Set task - Take the material below and retype it in full; pictures are left out.

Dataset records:
══════════

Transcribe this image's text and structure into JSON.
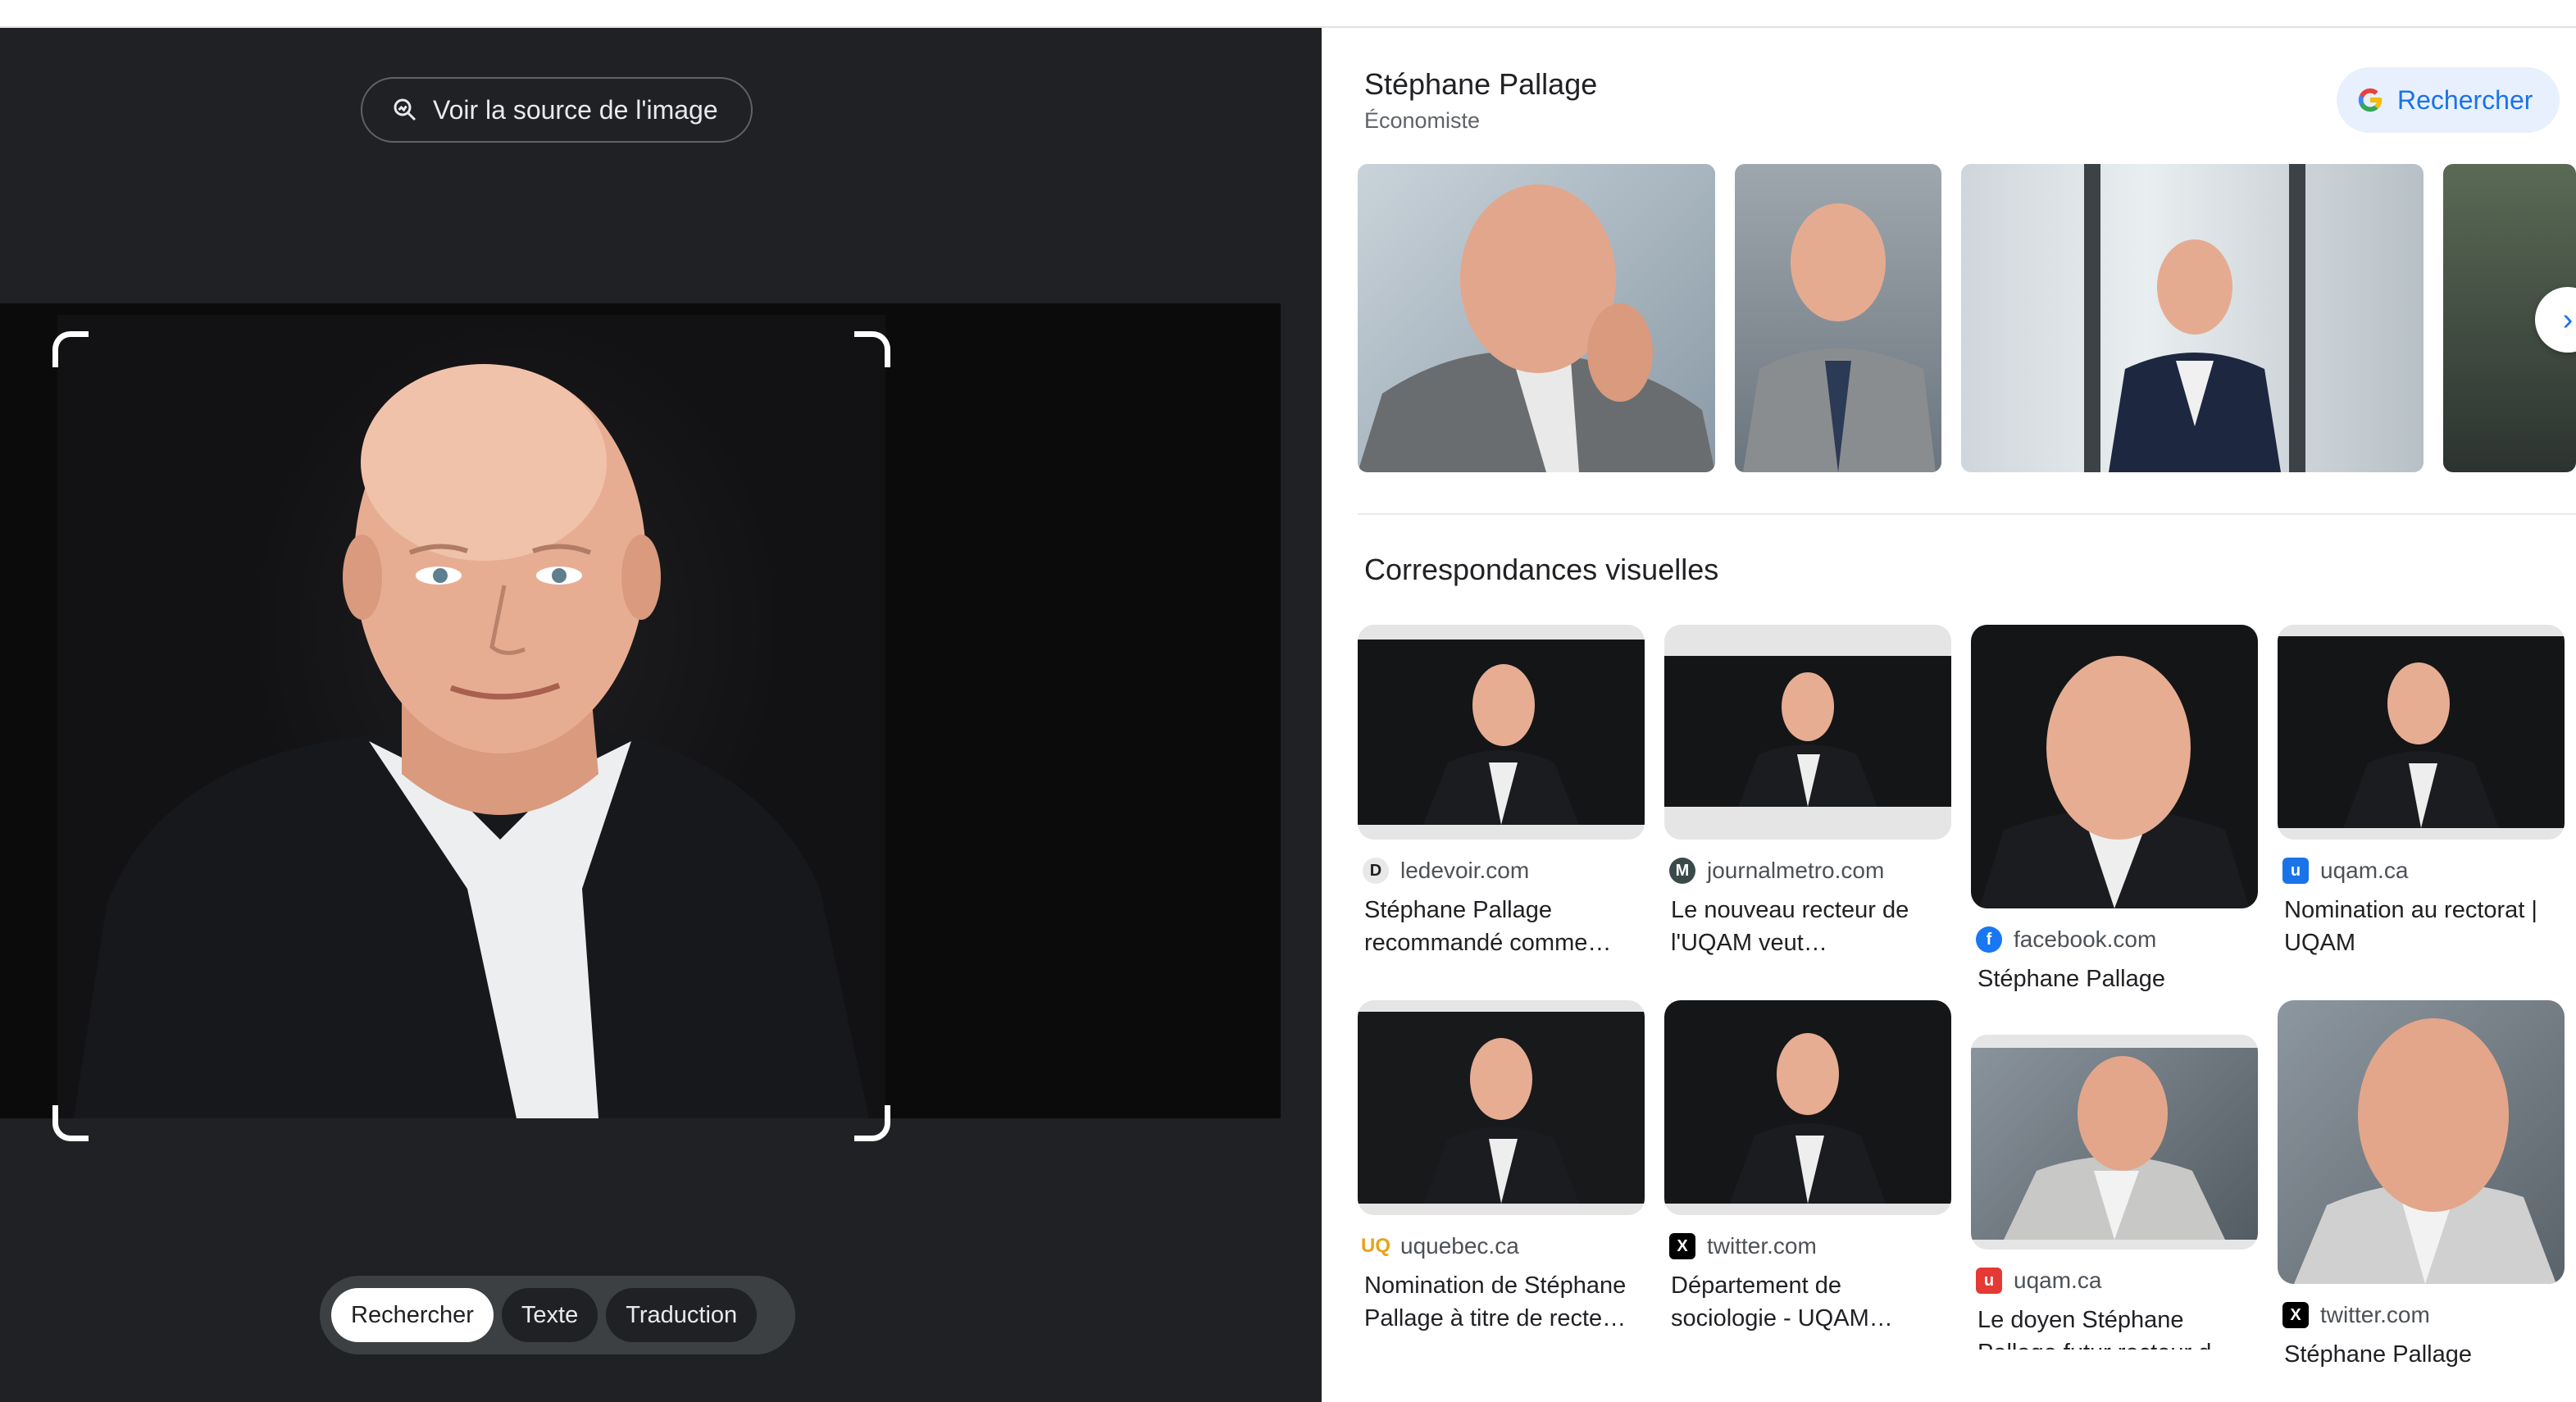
{
  "viewer": {
    "source_button_label": "Voir la source de l'image",
    "modes": [
      "Rechercher",
      "Texte",
      "Traduction"
    ],
    "active_mode": "Rechercher"
  },
  "entity": {
    "name": "Stéphane Pallage",
    "subtitle": "Économiste",
    "search_label": "Rechercher"
  },
  "visual_matches": {
    "title": "Correspondances visuelles",
    "items": [
      {
        "source": "ledevoir.com",
        "title": "Stéphane Pallage recommandé comme…",
        "favicon": "D"
      },
      {
        "source": "journalmetro.com",
        "title": "Le nouveau recteur de l'UQAM veut…",
        "favicon": "M"
      },
      {
        "source": "facebook.com",
        "title": "Stéphane Pallage",
        "favicon": "f"
      },
      {
        "source": "uqam.ca",
        "title": "Nomination au rectorat | UQAM",
        "favicon": "u"
      },
      {
        "source": "uquebec.ca",
        "title": "Nomination de Stéphane Pallage à titre de recte…",
        "favicon": "UQ"
      },
      {
        "source": "twitter.com",
        "title": "Département de sociologie - UQAM…",
        "favicon": "X"
      },
      {
        "source": "uqam.ca",
        "title": "Le doyen Stéphane Pallage futur recteur d…",
        "favicon": "u"
      },
      {
        "source": "twitter.com",
        "title": "Stéphane Pallage",
        "favicon": "X"
      }
    ]
  },
  "colors": {
    "viewer_bg": "#202124",
    "accent": "#1a73e8",
    "search_bg": "#e8f0fe"
  }
}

══════════

Problem solution -
Transcribe this image's text and structure into JSON.
{
  "viewer": {
    "source_button_label": "Voir la source de l'image",
    "modes": [
      "Rechercher",
      "Texte",
      "Traduction"
    ],
    "active_mode": "Rechercher"
  },
  "entity": {
    "name": "Stéphane Pallage",
    "subtitle": "Économiste",
    "search_label": "Rechercher"
  },
  "visual_matches": {
    "title": "Correspondances visuelles",
    "items": [
      {
        "source": "ledevoir.com",
        "title": "Stéphane Pallage recommandé comme…",
        "favicon": "D"
      },
      {
        "source": "journalmetro.com",
        "title": "Le nouveau recteur de l'UQAM veut…",
        "favicon": "M"
      },
      {
        "source": "facebook.com",
        "title": "Stéphane Pallage",
        "favicon": "f"
      },
      {
        "source": "uqam.ca",
        "title": "Nomination au rectorat | UQAM",
        "favicon": "u"
      },
      {
        "source": "uquebec.ca",
        "title": "Nomination de Stéphane Pallage à titre de recte…",
        "favicon": "UQ"
      },
      {
        "source": "twitter.com",
        "title": "Département de sociologie - UQAM…",
        "favicon": "X"
      },
      {
        "source": "uqam.ca",
        "title": "Le doyen Stéphane Pallage futur recteur d…",
        "favicon": "u"
      },
      {
        "source": "twitter.com",
        "title": "Stéphane Pallage",
        "favicon": "X"
      }
    ]
  },
  "colors": {
    "viewer_bg": "#202124",
    "accent": "#1a73e8",
    "search_bg": "#e8f0fe"
  }
}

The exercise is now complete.